> _What you are asked to do_
Write out the listing beneath this instruction in its entirety, exactly as it reads.

********

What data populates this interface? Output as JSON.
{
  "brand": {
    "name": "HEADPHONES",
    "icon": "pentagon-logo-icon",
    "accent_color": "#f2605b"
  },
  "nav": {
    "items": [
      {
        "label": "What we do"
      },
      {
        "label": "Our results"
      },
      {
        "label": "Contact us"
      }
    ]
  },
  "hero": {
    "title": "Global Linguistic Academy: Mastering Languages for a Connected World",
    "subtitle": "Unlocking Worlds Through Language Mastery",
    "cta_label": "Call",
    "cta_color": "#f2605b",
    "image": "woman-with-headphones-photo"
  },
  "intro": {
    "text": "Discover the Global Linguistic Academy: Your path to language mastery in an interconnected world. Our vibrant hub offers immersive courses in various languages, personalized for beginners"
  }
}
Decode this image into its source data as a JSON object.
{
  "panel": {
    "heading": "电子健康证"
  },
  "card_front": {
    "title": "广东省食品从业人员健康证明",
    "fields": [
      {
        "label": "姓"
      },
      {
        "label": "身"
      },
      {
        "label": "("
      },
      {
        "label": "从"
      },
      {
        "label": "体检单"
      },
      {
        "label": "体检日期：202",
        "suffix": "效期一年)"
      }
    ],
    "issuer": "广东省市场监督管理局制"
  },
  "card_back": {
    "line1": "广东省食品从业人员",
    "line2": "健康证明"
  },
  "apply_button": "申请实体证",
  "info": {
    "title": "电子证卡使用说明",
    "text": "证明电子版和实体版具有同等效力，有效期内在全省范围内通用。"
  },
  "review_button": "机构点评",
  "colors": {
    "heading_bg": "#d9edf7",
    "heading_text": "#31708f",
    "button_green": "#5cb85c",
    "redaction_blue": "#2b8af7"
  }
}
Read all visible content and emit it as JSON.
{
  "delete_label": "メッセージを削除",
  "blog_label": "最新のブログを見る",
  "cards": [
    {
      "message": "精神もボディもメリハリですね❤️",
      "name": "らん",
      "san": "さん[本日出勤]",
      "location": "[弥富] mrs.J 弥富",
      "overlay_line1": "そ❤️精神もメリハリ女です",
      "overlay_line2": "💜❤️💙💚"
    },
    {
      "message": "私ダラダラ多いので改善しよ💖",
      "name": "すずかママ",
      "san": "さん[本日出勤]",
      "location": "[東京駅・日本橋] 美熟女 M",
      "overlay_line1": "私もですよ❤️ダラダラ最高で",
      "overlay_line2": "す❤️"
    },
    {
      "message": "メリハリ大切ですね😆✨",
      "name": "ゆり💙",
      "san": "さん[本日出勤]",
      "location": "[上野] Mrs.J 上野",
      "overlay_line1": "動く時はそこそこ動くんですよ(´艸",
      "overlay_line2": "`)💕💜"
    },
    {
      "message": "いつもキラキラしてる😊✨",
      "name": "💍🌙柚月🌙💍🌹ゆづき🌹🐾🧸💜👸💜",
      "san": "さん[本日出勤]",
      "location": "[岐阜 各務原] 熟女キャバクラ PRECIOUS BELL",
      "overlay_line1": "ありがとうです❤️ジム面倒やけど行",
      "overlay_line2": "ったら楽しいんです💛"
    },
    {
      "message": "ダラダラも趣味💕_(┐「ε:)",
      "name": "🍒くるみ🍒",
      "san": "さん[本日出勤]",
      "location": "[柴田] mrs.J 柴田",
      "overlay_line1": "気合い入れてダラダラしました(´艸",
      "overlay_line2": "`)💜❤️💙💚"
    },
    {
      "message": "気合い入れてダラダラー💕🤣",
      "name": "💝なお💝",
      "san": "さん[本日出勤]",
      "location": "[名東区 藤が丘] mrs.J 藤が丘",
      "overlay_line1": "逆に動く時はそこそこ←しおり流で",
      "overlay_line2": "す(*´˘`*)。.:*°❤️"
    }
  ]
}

********

> _Exercise output_
What data populates this interface? Output as JSON.
{
  "brand": {
    "name": "HEADPHONES",
    "icon": "pentagon-logo-icon",
    "accent_color": "#f2605b"
  },
  "nav": {
    "items": [
      {
        "label": "What we do"
      },
      {
        "label": "Our results"
      },
      {
        "label": "Contact us"
      }
    ]
  },
  "hero": {
    "title": "Global Linguistic Academy: Mastering Languages for a Connected World",
    "subtitle": "Unlocking Worlds Through Language Mastery",
    "cta_label": "Call",
    "cta_color": "#f2605b",
    "image": "woman-with-headphones-photo"
  },
  "intro": {
    "text": "Discover the Global Linguistic Academy: Your path to language mastery in an interconnected world. Our vibrant hub offers immersive courses in various languages, personalized for beginners"
  }
}
Decode this image into its source data as a JSON object.
{
  "panel": {
    "heading": "电子健康证"
  },
  "card_front": {
    "title": "广东省食品从业人员健康证明",
    "fields": [
      {
        "label": "姓"
      },
      {
        "label": "身"
      },
      {
        "label": "("
      },
      {
        "label": "从"
      },
      {
        "label": "体检单"
      },
      {
        "label": "体检日期：202",
        "suffix": "效期一年)"
      }
    ],
    "issuer": "广东省市场监督管理局制"
  },
  "card_back": {
    "line1": "广东省食品从业人员",
    "line2": "健康证明"
  },
  "apply_button": "申请实体证",
  "info": {
    "title": "电子证卡使用说明",
    "text": "证明电子版和实体版具有同等效力，有效期内在全省范围内通用。"
  },
  "review_button": "机构点评",
  "colors": {
    "heading_bg": "#d9edf7",
    "heading_text": "#31708f",
    "button_green": "#5cb85c",
    "redaction_blue": "#2b8af7"
  }
}
Read all visible content and emit it as JSON.
{
  "delete_label": "メッセージを削除",
  "blog_label": "最新のブログを見る",
  "cards": [
    {
      "message": "精神もボディもメリハリですね❤️",
      "name": "らん",
      "san": "さん[本日出勤]",
      "location": "[弥富] mrs.J 弥富",
      "overlay_line1": "そ❤️精神もメリハリ女です",
      "overlay_line2": "💜❤️💙💚"
    },
    {
      "message": "私ダラダラ多いので改善しよ💖",
      "name": "すずかママ",
      "san": "さん[本日出勤]",
      "location": "[東京駅・日本橋] 美熟女 M",
      "overlay_line1": "私もですよ❤️ダラダラ最高で",
      "overlay_line2": "す❤️"
    },
    {
      "message": "メリハリ大切ですね😆✨",
      "name": "ゆり💙",
      "san": "さん[本日出勤]",
      "location": "[上野] Mrs.J 上野",
      "overlay_line1": "動く時はそこそこ動くんですよ(´艸",
      "overlay_line2": "`)💕💜"
    },
    {
      "message": "いつもキラキラしてる😊✨",
      "name": "💍🌙柚月🌙💍🌹ゆづき🌹🐾🧸💜👸💜",
      "san": "さん[本日出勤]",
      "location": "[岐阜 各務原] 熟女キャバクラ PRECIOUS BELL",
      "overlay_line1": "ありがとうです❤️ジム面倒やけど行",
      "overlay_line2": "ったら楽しいんです💛"
    },
    {
      "message": "ダラダラも趣味💕_(┐「ε:)",
      "name": "🍒くるみ🍒",
      "san": "さん[本日出勤]",
      "location": "[柴田] mrs.J 柴田",
      "overlay_line1": "気合い入れてダラダラしました(´艸",
      "overlay_line2": "`)💜❤️💙💚"
    },
    {
      "message": "気合い入れてダラダラー💕🤣",
      "name": "💝なお💝",
      "san": "さん[本日出勤]",
      "location": "[名東区 藤が丘] mrs.J 藤が丘",
      "overlay_line1": "逆に動く時はそこそこ←しおり流で",
      "overlay_line2": "す(*´˘`*)。.:*°❤️"
    }
  ]
}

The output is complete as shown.